> **WRITTEN INSTRUCTION**:
Word for word, retype every entry in the listing.

[Excerpt from a dataset]
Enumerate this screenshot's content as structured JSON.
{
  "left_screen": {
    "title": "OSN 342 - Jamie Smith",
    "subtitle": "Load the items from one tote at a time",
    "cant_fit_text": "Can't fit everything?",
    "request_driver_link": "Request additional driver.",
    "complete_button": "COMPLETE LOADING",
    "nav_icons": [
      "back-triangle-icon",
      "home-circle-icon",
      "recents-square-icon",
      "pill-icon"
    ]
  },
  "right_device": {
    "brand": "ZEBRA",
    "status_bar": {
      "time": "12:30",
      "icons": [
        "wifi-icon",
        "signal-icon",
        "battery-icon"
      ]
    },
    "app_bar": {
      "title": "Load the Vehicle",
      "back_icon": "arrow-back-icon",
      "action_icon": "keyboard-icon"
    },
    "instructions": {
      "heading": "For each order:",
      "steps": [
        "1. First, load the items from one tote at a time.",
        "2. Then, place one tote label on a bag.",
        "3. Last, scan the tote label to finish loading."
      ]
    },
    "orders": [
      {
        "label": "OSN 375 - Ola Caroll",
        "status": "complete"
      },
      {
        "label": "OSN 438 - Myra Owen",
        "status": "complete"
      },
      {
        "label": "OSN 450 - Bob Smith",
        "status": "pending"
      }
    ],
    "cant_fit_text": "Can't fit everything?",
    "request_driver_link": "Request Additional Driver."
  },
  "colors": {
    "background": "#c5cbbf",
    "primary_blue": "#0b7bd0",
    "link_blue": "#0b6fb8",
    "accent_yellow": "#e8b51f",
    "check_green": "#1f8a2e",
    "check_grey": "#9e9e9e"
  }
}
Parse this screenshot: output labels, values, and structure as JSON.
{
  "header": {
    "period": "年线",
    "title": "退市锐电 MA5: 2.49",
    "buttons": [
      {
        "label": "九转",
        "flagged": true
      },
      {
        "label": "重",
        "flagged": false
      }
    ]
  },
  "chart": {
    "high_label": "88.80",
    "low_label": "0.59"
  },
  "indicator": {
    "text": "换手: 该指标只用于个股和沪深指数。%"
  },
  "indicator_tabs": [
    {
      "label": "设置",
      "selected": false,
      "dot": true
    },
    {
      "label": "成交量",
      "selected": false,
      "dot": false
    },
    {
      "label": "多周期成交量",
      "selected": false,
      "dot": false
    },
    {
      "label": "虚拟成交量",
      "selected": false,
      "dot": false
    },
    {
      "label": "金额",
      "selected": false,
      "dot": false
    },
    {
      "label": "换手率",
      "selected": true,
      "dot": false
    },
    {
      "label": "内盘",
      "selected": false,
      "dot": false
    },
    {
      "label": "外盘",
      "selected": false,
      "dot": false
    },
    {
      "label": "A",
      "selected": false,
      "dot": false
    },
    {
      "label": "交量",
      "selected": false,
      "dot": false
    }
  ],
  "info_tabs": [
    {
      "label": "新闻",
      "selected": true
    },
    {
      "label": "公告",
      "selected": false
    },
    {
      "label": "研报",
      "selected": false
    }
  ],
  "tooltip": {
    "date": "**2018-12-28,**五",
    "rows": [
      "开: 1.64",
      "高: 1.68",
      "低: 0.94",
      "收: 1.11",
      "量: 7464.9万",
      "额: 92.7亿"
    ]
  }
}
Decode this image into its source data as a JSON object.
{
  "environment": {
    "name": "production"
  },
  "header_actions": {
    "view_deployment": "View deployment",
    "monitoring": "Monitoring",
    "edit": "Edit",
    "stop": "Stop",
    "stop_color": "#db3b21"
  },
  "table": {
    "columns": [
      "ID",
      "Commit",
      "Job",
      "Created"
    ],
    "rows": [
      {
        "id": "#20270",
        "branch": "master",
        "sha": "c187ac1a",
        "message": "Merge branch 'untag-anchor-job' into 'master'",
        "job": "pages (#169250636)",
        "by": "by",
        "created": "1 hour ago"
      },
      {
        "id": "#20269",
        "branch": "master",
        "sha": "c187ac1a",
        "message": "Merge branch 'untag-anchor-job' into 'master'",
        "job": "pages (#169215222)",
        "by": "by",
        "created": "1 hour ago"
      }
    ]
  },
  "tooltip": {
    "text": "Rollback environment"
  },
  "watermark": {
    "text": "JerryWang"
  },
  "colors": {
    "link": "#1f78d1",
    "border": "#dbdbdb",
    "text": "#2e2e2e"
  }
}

> **TASK OUTPUT**:
Enumerate this screenshot's content as structured JSON.
{
  "left_screen": {
    "title": "OSN 342 - Jamie Smith",
    "subtitle": "Load the items from one tote at a time",
    "cant_fit_text": "Can't fit everything?",
    "request_driver_link": "Request additional driver.",
    "complete_button": "COMPLETE LOADING",
    "nav_icons": [
      "back-triangle-icon",
      "home-circle-icon",
      "recents-square-icon",
      "pill-icon"
    ]
  },
  "right_device": {
    "brand": "ZEBRA",
    "status_bar": {
      "time": "12:30",
      "icons": [
        "wifi-icon",
        "signal-icon",
        "battery-icon"
      ]
    },
    "app_bar": {
      "title": "Load the Vehicle",
      "back_icon": "arrow-back-icon",
      "action_icon": "keyboard-icon"
    },
    "instructions": {
      "heading": "For each order:",
      "steps": [
        "1. First, load the items from one tote at a time.",
        "2. Then, place one tote label on a bag.",
        "3. Last, scan the tote label to finish loading."
      ]
    },
    "orders": [
      {
        "label": "OSN 375 - Ola Caroll",
        "status": "complete"
      },
      {
        "label": "OSN 438 - Myra Owen",
        "status": "complete"
      },
      {
        "label": "OSN 450 - Bob Smith",
        "status": "pending"
      }
    ],
    "cant_fit_text": "Can't fit everything?",
    "request_driver_link": "Request Additional Driver."
  },
  "colors": {
    "background": "#c5cbbf",
    "primary_blue": "#0b7bd0",
    "link_blue": "#0b6fb8",
    "accent_yellow": "#e8b51f",
    "check_green": "#1f8a2e",
    "check_grey": "#9e9e9e"
  }
}
Parse this screenshot: output labels, values, and structure as JSON.
{
  "header": {
    "period": "年线",
    "title": "退市锐电 MA5: 2.49",
    "buttons": [
      {
        "label": "九转",
        "flagged": true
      },
      {
        "label": "重",
        "flagged": false
      }
    ]
  },
  "chart": {
    "high_label": "88.80",
    "low_label": "0.59"
  },
  "indicator": {
    "text": "换手: 该指标只用于个股和沪深指数。%"
  },
  "indicator_tabs": [
    {
      "label": "设置",
      "selected": false,
      "dot": true
    },
    {
      "label": "成交量",
      "selected": false,
      "dot": false
    },
    {
      "label": "多周期成交量",
      "selected": false,
      "dot": false
    },
    {
      "label": "虚拟成交量",
      "selected": false,
      "dot": false
    },
    {
      "label": "金额",
      "selected": false,
      "dot": false
    },
    {
      "label": "换手率",
      "selected": true,
      "dot": false
    },
    {
      "label": "内盘",
      "selected": false,
      "dot": false
    },
    {
      "label": "外盘",
      "selected": false,
      "dot": false
    },
    {
      "label": "A",
      "selected": false,
      "dot": false
    },
    {
      "label": "交量",
      "selected": false,
      "dot": false
    }
  ],
  "info_tabs": [
    {
      "label": "新闻",
      "selected": true
    },
    {
      "label": "公告",
      "selected": false
    },
    {
      "label": "研报",
      "selected": false
    }
  ],
  "tooltip": {
    "date": "**2018-12-28,**五",
    "rows": [
      "开: 1.64",
      "高: 1.68",
      "低: 0.94",
      "收: 1.11",
      "量: 7464.9万",
      "额: 92.7亿"
    ]
  }
}
Decode this image into its source data as a JSON object.
{
  "environment": {
    "name": "production"
  },
  "header_actions": {
    "view_deployment": "View deployment",
    "monitoring": "Monitoring",
    "edit": "Edit",
    "stop": "Stop",
    "stop_color": "#db3b21"
  },
  "table": {
    "columns": [
      "ID",
      "Commit",
      "Job",
      "Created"
    ],
    "rows": [
      {
        "id": "#20270",
        "branch": "master",
        "sha": "c187ac1a",
        "message": "Merge branch 'untag-anchor-job' into 'master'",
        "job": "pages (#169250636)",
        "by": "by",
        "created": "1 hour ago"
      },
      {
        "id": "#20269",
        "branch": "master",
        "sha": "c187ac1a",
        "message": "Merge branch 'untag-anchor-job' into 'master'",
        "job": "pages (#169215222)",
        "by": "by",
        "created": "1 hour ago"
      }
    ]
  },
  "tooltip": {
    "text": "Rollback environment"
  },
  "watermark": {
    "text": "JerryWang"
  },
  "colors": {
    "link": "#1f78d1",
    "border": "#dbdbdb",
    "text": "#2e2e2e"
  }
}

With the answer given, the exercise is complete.